## Required work
Return each line of the data below exactly, omitting any pictures.

## begin

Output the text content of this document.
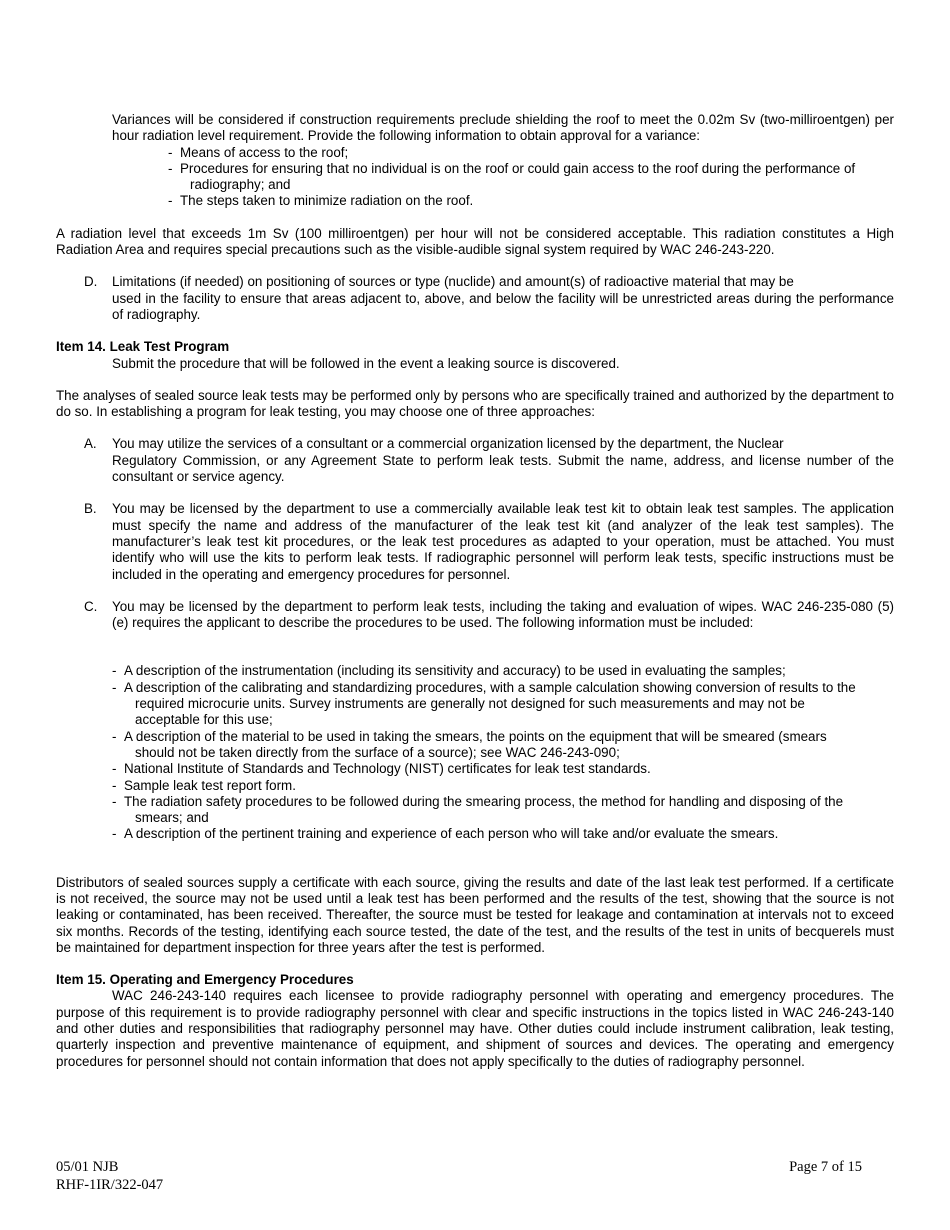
Variances will be considered if construction requirements preclude shielding the roof to meet the 0.02m Sv (two-milliroentgen) per hour radiation level requirement. Provide the following information to obtain approval for a variance:

- Means of access to the roof;
- Procedures for ensuring that no individual is on the roof or could gain access to the roof during the performance of
radiography; and
- The steps taken to minimize radiation on the roof.

A radiation level that exceeds 1m Sv (100 milliroentgen) per hour will not be considered acceptable. This radiation constitutes a High Radiation Area and requires special precautions such as the visible-audible signal system required by WAC 246-243-220.

D. Limitations (if needed) on positioning of sources or type (nuclide) and amount(s) of radioactive material that may be

used in the facility to ensure that areas adjacent to, above, and below the facility will be unrestricted areas during the performance of radiography.

Item 14. Leak Test Program

Submit the procedure that will be followed in the event a leaking source is discovered.

The analyses of sealed source leak tests may be performed only by persons who are specifically trained and authorized by the department to do so. In establishing a program for leak testing, you may choose one of three approaches:

A. You may utilize the services of a consultant or a commercial organization licensed by the department, the Nuclear

Regulatory Commission, or any Agreement State to perform leak tests. Submit the name, address, and license number of the consultant or service agency.

B. You may be licensed by the department to use a commercially available leak test kit to obtain leak test samples. The application must specify the name and address of the manufacturer of the leak test kit (and analyzer of the leak test samples). The manufacturer’s leak test kit procedures, or the leak test procedures as adapted to your operation, must be attached. You must identify who will use the kits to perform leak tests. If radiographic personnel will perform leak tests, specific instructions must be included in the operating and emergency procedures for personnel.

C. You may be licensed by the department to perform leak tests, including the taking and evaluation of wipes. WAC 246-235-080 (5) (e) requires the applicant to describe the procedures to be used. The following information must be included:

- A description of the instrumentation (including its sensitivity and accuracy) to be used in evaluating the samples;
- A description of the calibrating and standardizing procedures, with a sample calculation showing conversion of results to the
required microcurie units. Survey instruments are generally not designed for such measurements and may not be
acceptable for this use;
- A description of the material to be used in taking the smears, the points on the equipment that will be smeared (smears
should not be taken directly from the surface of a source); see WAC 246-243-090;
- National Institute of Standards and Technology (NIST) certificates for leak test standards.
- Sample leak test report form.
- The radiation safety procedures to be followed during the smearing process, the method for handling and disposing of the
smears; and
- A description of the pertinent training and experience of each person who will take and/or evaluate the smears.

Distributors of sealed sources supply a certificate with each source, giving the results and date of the last leak test performed. If a certificate is not received, the source may not be used until a leak test has been performed and the results of the test, showing that the source is not leaking or contaminated, has been received. Thereafter, the source must be tested for leakage and contamination at intervals not to exceed six months. Records of the testing, identifying each source tested, the date of the test, and the results of the test in units of becquerels must be maintained for department inspection for three years after the test is performed.

Item 15. Operating and Emergency Procedures

WAC 246-243-140 requires each licensee to provide radiography personnel with operating and emergency procedures. The purpose of this requirement is to provide radiography personnel with clear and specific instructions in the topics listed in WAC 246-243-140 and other duties and responsibilities that radiography personnel may have. Other duties could include instrument calibration, leak testing, quarterly inspection and preventive maintenance of equipment, and shipment of sources and devices. The operating and emergency procedures for personnel should not contain information that does not apply specifically to the duties of radiography personnel.

05/01 NJB
RHF-1IR/322-047
Page 7 of 15
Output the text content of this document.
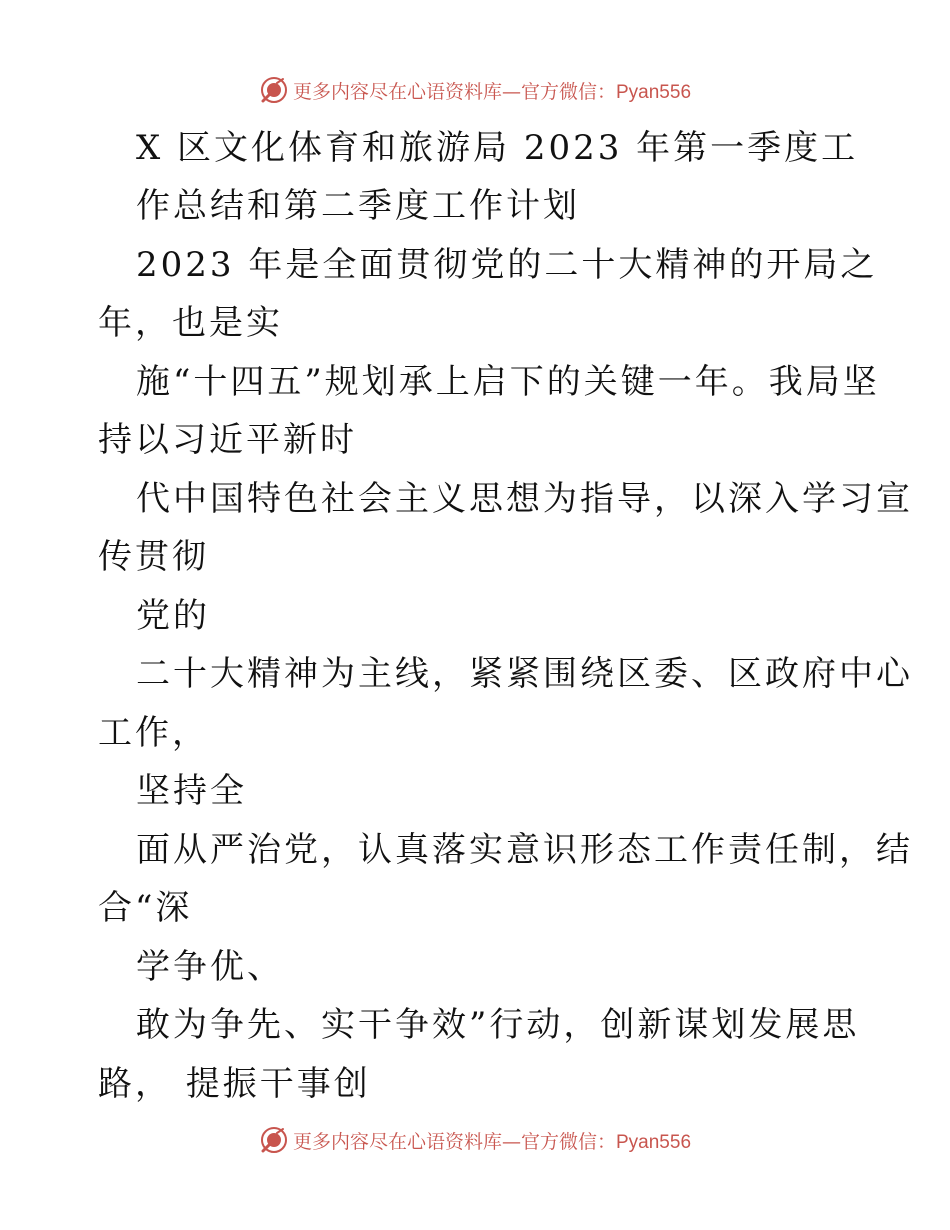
更多内容尽在心语资料库—官方微信：Pyan556
X 区文化体育和旅游局 2023 年第一季度工
作总结和第二季度工作计划
2023 年是全面贯彻党的二十大精神的开局之
年，也是实
施“十四五”规划承上启下的关键一年。我局坚
持以习近平新时
代中国特色社会主义思想为指导，以深入学习宣
传贯彻
党的
二十大精神为主线，紧紧围绕区委、区政府中心
工作，
坚持全
面从严治党，认真落实意识形态工作责任制，结
合“深
学争优、
敢为争先、实干争效”行动，创新谋划发展思
路， 提振干事创
更多内容尽在心语资料库—官方微信：Pyan556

## end

## Written solution
Output the text content of this document.
Variances will be considered if construction requirements preclude shielding the roof to meet the 0.02m Sv (two-milliroentgen) per hour radiation level requirement. Provide the following information to obtain approval for a variance:

- Means of access to the roof;
- Procedures for ensuring that no individual is on the roof or could gain access to the roof during the performance of
radiography; and
- The steps taken to minimize radiation on the roof.

A radiation level that exceeds 1m Sv (100 milliroentgen) per hour will not be considered acceptable. This radiation constitutes a High Radiation Area and requires special precautions such as the visible-audible signal system required by WAC 246-243-220.

D. Limitations (if needed) on positioning of sources or type (nuclide) and amount(s) of radioactive material that may be

used in the facility to ensure that areas adjacent to, above, and below the facility will be unrestricted areas during the performance of radiography.

Item 14. Leak Test Program

Submit the procedure that will be followed in the event a leaking source is discovered.

The analyses of sealed source leak tests may be performed only by persons who are specifically trained and authorized by the department to do so. In establishing a program for leak testing, you may choose one of three approaches:

A. You may utilize the services of a consultant or a commercial organization licensed by the department, the Nuclear

Regulatory Commission, or any Agreement State to perform leak tests. Submit the name, address, and license number of the consultant or service agency.

B. You may be licensed by the department to use a commercially available leak test kit to obtain leak test samples. The application must specify the name and address of the manufacturer of the leak test kit (and analyzer of the leak test samples). The manufacturer’s leak test kit procedures, or the leak test procedures as adapted to your operation, must be attached. You must identify who will use the kits to perform leak tests. If radiographic personnel will perform leak tests, specific instructions must be included in the operating and emergency procedures for personnel.

C. You may be licensed by the department to perform leak tests, including the taking and evaluation of wipes. WAC 246-235-080 (5) (e) requires the applicant to describe the procedures to be used. The following information must be included:

- A description of the instrumentation (including its sensitivity and accuracy) to be used in evaluating the samples;
- A description of the calibrating and standardizing procedures, with a sample calculation showing conversion of results to the
required microcurie units. Survey instruments are generally not designed for such measurements and may not be
acceptable for this use;
- A description of the material to be used in taking the smears, the points on the equipment that will be smeared (smears
should not be taken directly from the surface of a source); see WAC 246-243-090;
- National Institute of Standards and Technology (NIST) certificates for leak test standards.
- Sample leak test report form.
- The radiation safety procedures to be followed during the smearing process, the method for handling and disposing of the
smears; and
- A description of the pertinent training and experience of each person who will take and/or evaluate the smears.

Distributors of sealed sources supply a certificate with each source, giving the results and date of the last leak test performed. If a certificate is not received, the source may not be used until a leak test has been performed and the results of the test, showing that the source is not leaking or contaminated, has been received. Thereafter, the source must be tested for leakage and contamination at intervals not to exceed six months. Records of the testing, identifying each source tested, the date of the test, and the results of the test in units of becquerels must be maintained for department inspection for three years after the test is performed.

Item 15. Operating and Emergency Procedures

WAC 246-243-140 requires each licensee to provide radiography personnel with operating and emergency procedures. The purpose of this requirement is to provide radiography personnel with clear and specific instructions in the topics listed in WAC 246-243-140 and other duties and responsibilities that radiography personnel may have. Other duties could include instrument calibration, leak testing, quarterly inspection and preventive maintenance of equipment, and shipment of sources and devices. The operating and emergency procedures for personnel should not contain information that does not apply specifically to the duties of radiography personnel.

05/01 NJB
RHF-1IR/322-047
Page 7 of 15
Output the text content of this document.
更多内容尽在心语资料库—官方微信：Pyan556
X 区文化体育和旅游局 2023 年第一季度工
作总结和第二季度工作计划
2023 年是全面贯彻党的二十大精神的开局之
年，也是实
施“十四五”规划承上启下的关键一年。我局坚
持以习近平新时
代中国特色社会主义思想为指导，以深入学习宣
传贯彻
党的
二十大精神为主线，紧紧围绕区委、区政府中心
工作，
坚持全
面从严治党，认真落实意识形态工作责任制，结
合“深
学争优、
敢为争先、实干争效”行动，创新谋划发展思
路， 提振干事创
更多内容尽在心语资料库—官方微信：Pyan556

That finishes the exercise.